__Your instructions__. Quote the entries in full, character for character, without their images.

### Records to process ###

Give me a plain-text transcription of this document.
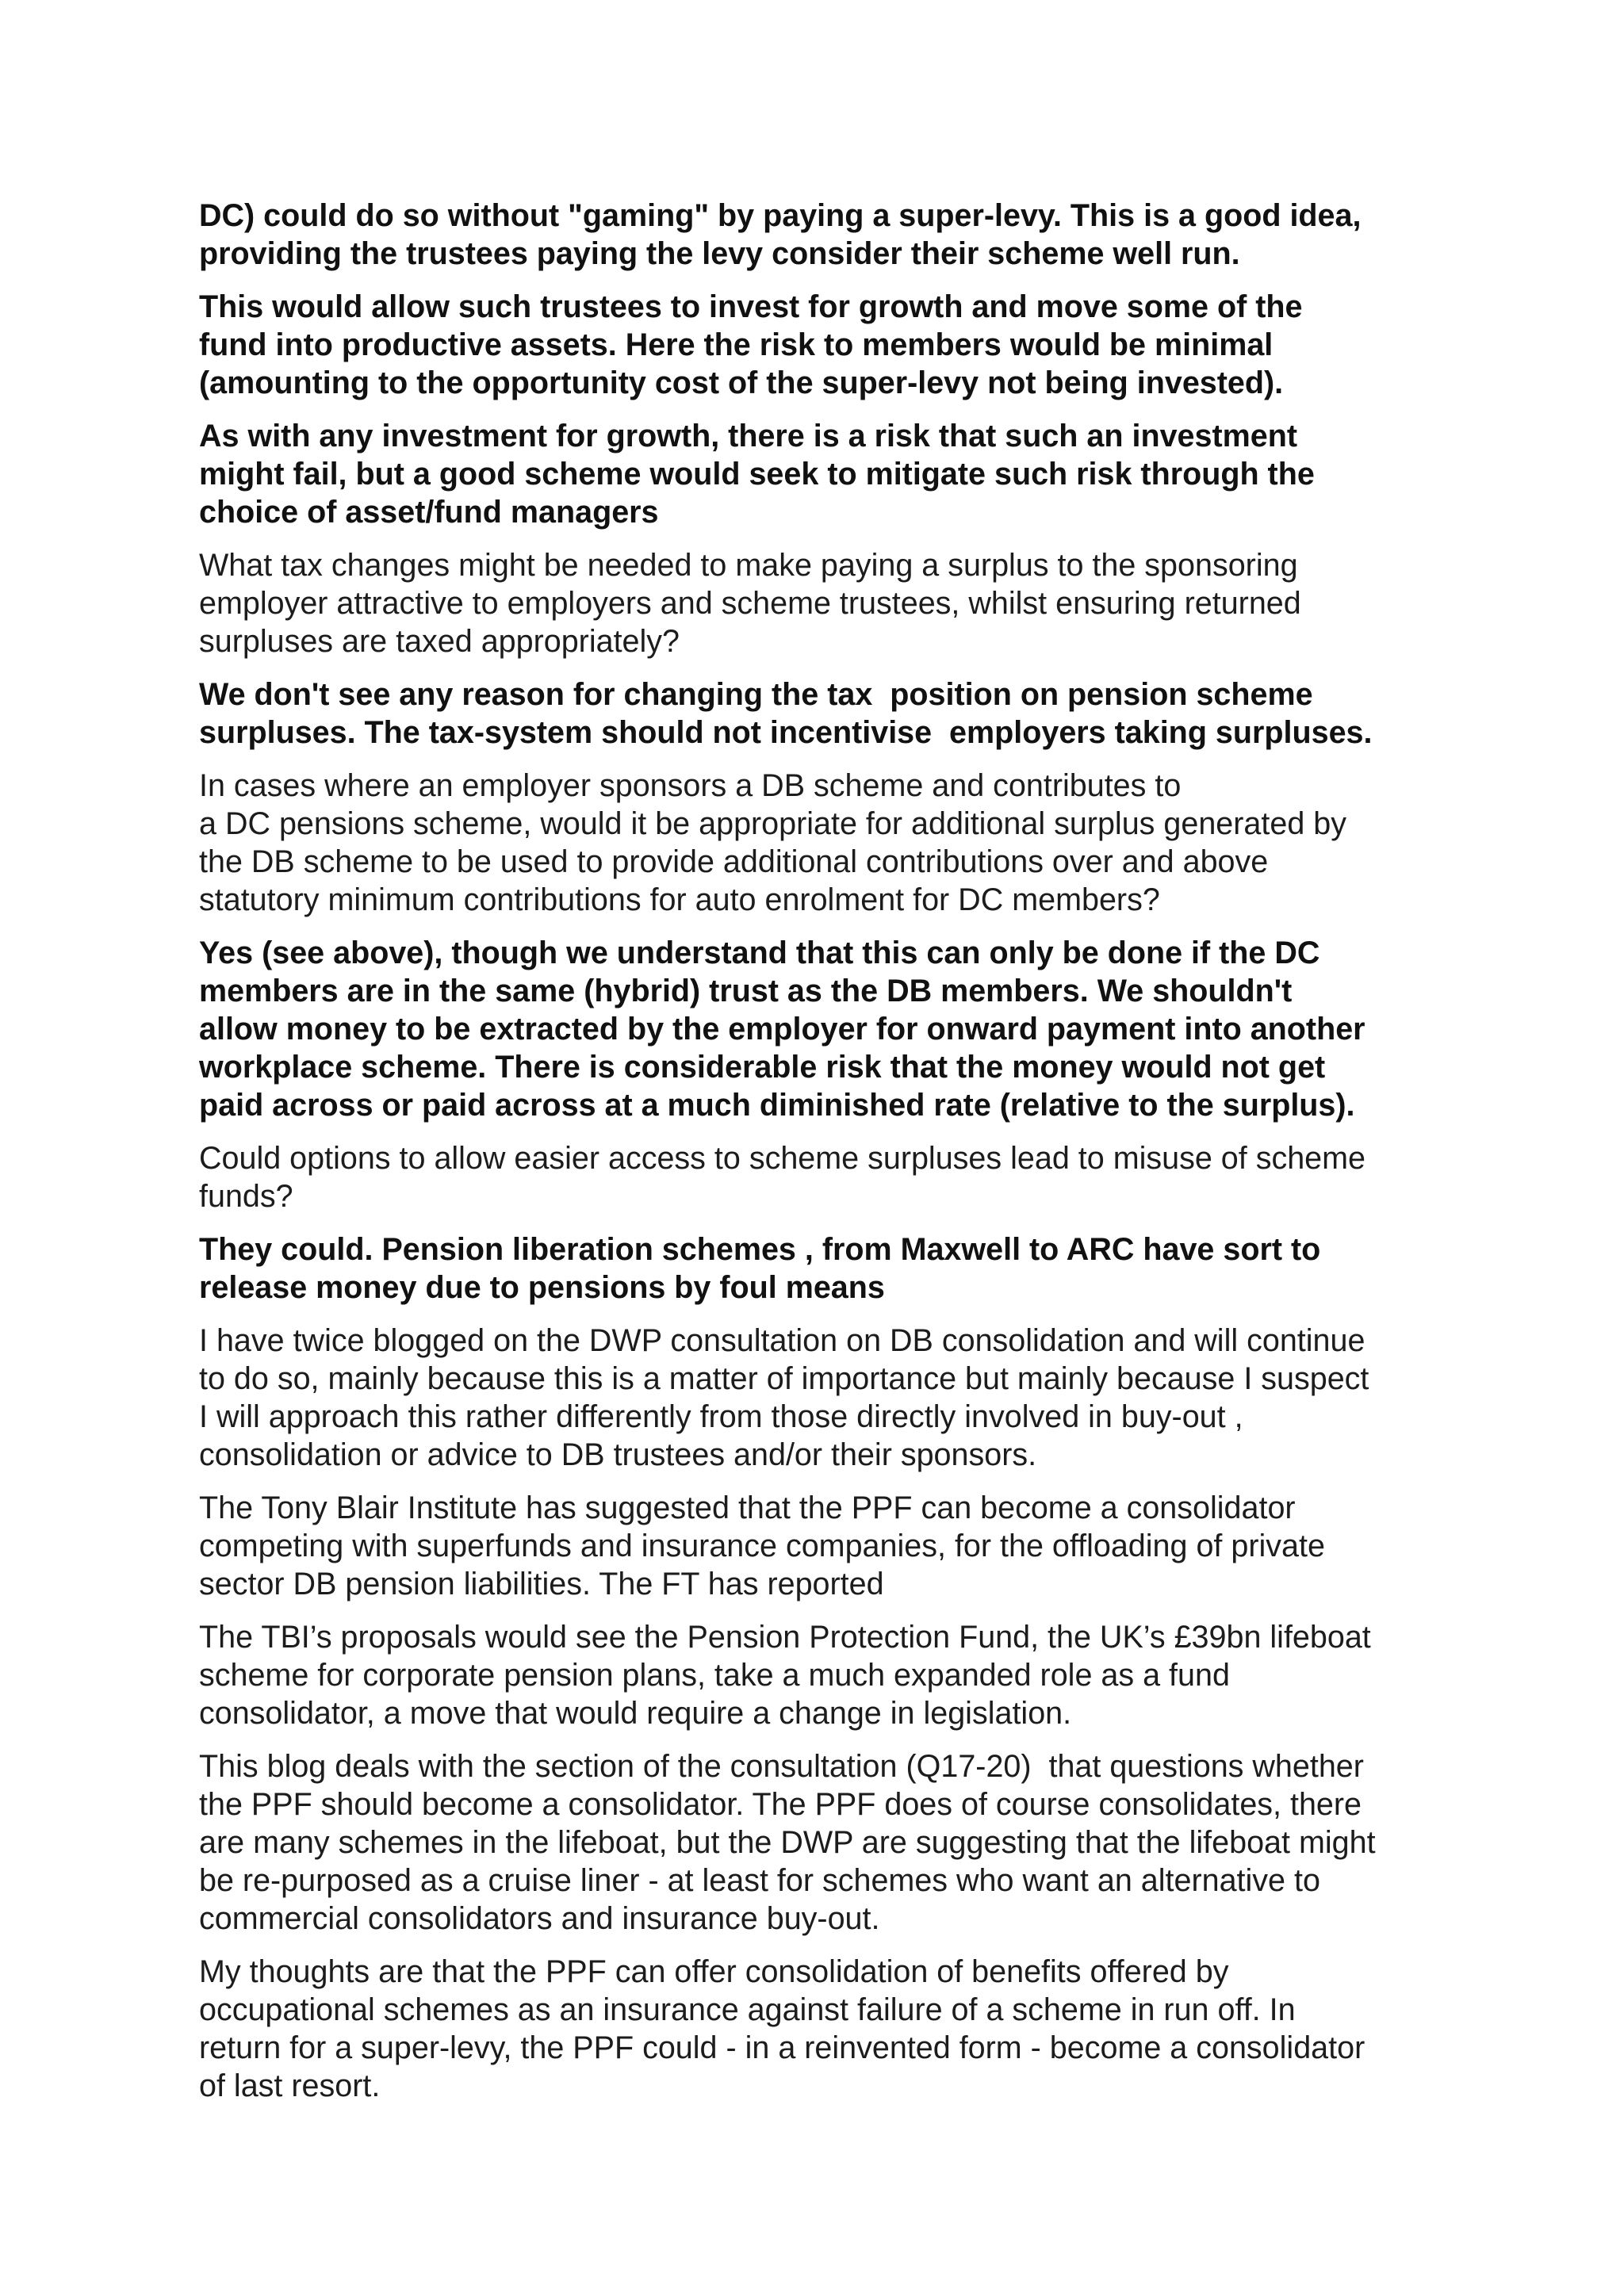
DC) could do so without "gaming" by paying a super-levy. This is a good idea,
providing the trustees paying the levy consider their scheme well run.

This would allow such trustees to invest for growth and move some of the
fund into productive assets. Here the risk to members would be minimal
(amounting to the opportunity cost of the super-levy not being invested).

As with any investment for growth, there is a risk that such an investment
might fail, but a good scheme would seek to mitigate such risk through the
choice of asset/fund managers

What tax changes might be needed to make paying a surplus to the sponsoring
employer attractive to employers and scheme trustees, whilst ensuring returned
surpluses are taxed appropriately?

We don't see any reason for changing the tax  position on pension scheme
surpluses. The tax-system should not incentivise  employers taking surpluses.

In cases where an employer sponsors a DB scheme and contributes to
a DC pensions scheme, would it be appropriate for additional surplus generated by
the DB scheme to be used to provide additional contributions over and above
statutory minimum contributions for auto enrolment for DC members?

Yes (see above), though we understand that this can only be done if the DC
members are in the same (hybrid) trust as the DB members. We shouldn't
allow money to be extracted by the employer for onward payment into another
workplace scheme. There is considerable risk that the money would not get
paid across or paid across at a much diminished rate (relative to the surplus).

Could options to allow easier access to scheme surpluses lead to misuse of scheme
funds?

They could. Pension liberation schemes , from Maxwell to ARC have sort to
release money due to pensions by foul means

I have twice blogged on the DWP consultation on DB consolidation and will continue
to do so, mainly because this is a matter of importance but mainly because I suspect
I will approach this rather differently from those directly involved in buy-out ,
consolidation or advice to DB trustees and/or their sponsors.

The Tony Blair Institute has suggested that the PPF can become a consolidator
competing with superfunds and insurance companies, for the offloading of private
sector DB pension liabilities. The FT has reported

The TBI’s proposals would see the Pension Protection Fund, the UK’s £39bn lifeboat
scheme for corporate pension plans, take a much expanded role as a fund
consolidator, a move that would require a change in legislation.

This blog deals with the section of the consultation (Q17-20)  that questions whether
the PPF should become a consolidator. The PPF does of course consolidates, there
are many schemes in the lifeboat, but the DWP are suggesting that the lifeboat might
be re-purposed as a cruise liner - at least for schemes who want an alternative to
commercial consolidators and insurance buy-out.

My thoughts are that the PPF can offer consolidation of benefits offered by
occupational schemes as an insurance against failure of a scheme in run off. In
return for a super-levy, the PPF could - in a reinvented form - become a consolidator
of last resort.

###

__The solution__.
Give me a plain-text transcription of this document.
DC) could do so without "gaming" by paying a super-levy. This is a good idea,
providing the trustees paying the levy consider their scheme well run.

This would allow such trustees to invest for growth and move some of the
fund into productive assets. Here the risk to members would be minimal
(amounting to the opportunity cost of the super-levy not being invested).

As with any investment for growth, there is a risk that such an investment
might fail, but a good scheme would seek to mitigate such risk through the
choice of asset/fund managers

What tax changes might be needed to make paying a surplus to the sponsoring
employer attractive to employers and scheme trustees, whilst ensuring returned
surpluses are taxed appropriately?

We don't see any reason for changing the tax  position on pension scheme
surpluses. The tax-system should not incentivise  employers taking surpluses.

In cases where an employer sponsors a DB scheme and contributes to
a DC pensions scheme, would it be appropriate for additional surplus generated by
the DB scheme to be used to provide additional contributions over and above
statutory minimum contributions for auto enrolment for DC members?

Yes (see above), though we understand that this can only be done if the DC
members are in the same (hybrid) trust as the DB members. We shouldn't
allow money to be extracted by the employer for onward payment into another
workplace scheme. There is considerable risk that the money would not get
paid across or paid across at a much diminished rate (relative to the surplus).

Could options to allow easier access to scheme surpluses lead to misuse of scheme
funds?

They could. Pension liberation schemes , from Maxwell to ARC have sort to
release money due to pensions by foul means

I have twice blogged on the DWP consultation on DB consolidation and will continue
to do so, mainly because this is a matter of importance but mainly because I suspect
I will approach this rather differently from those directly involved in buy-out ,
consolidation or advice to DB trustees and/or their sponsors.

The Tony Blair Institute has suggested that the PPF can become a consolidator
competing with superfunds and insurance companies, for the offloading of private
sector DB pension liabilities. The FT has reported

The TBI’s proposals would see the Pension Protection Fund, the UK’s £39bn lifeboat
scheme for corporate pension plans, take a much expanded role as a fund
consolidator, a move that would require a change in legislation.

This blog deals with the section of the consultation (Q17-20)  that questions whether
the PPF should become a consolidator. The PPF does of course consolidates, there
are many schemes in the lifeboat, but the DWP are suggesting that the lifeboat might
be re-purposed as a cruise liner - at least for schemes who want an alternative to
commercial consolidators and insurance buy-out.

My thoughts are that the PPF can offer consolidation of benefits offered by
occupational schemes as an insurance against failure of a scheme in run off. In
return for a super-levy, the PPF could - in a reinvented form - become a consolidator
of last resort.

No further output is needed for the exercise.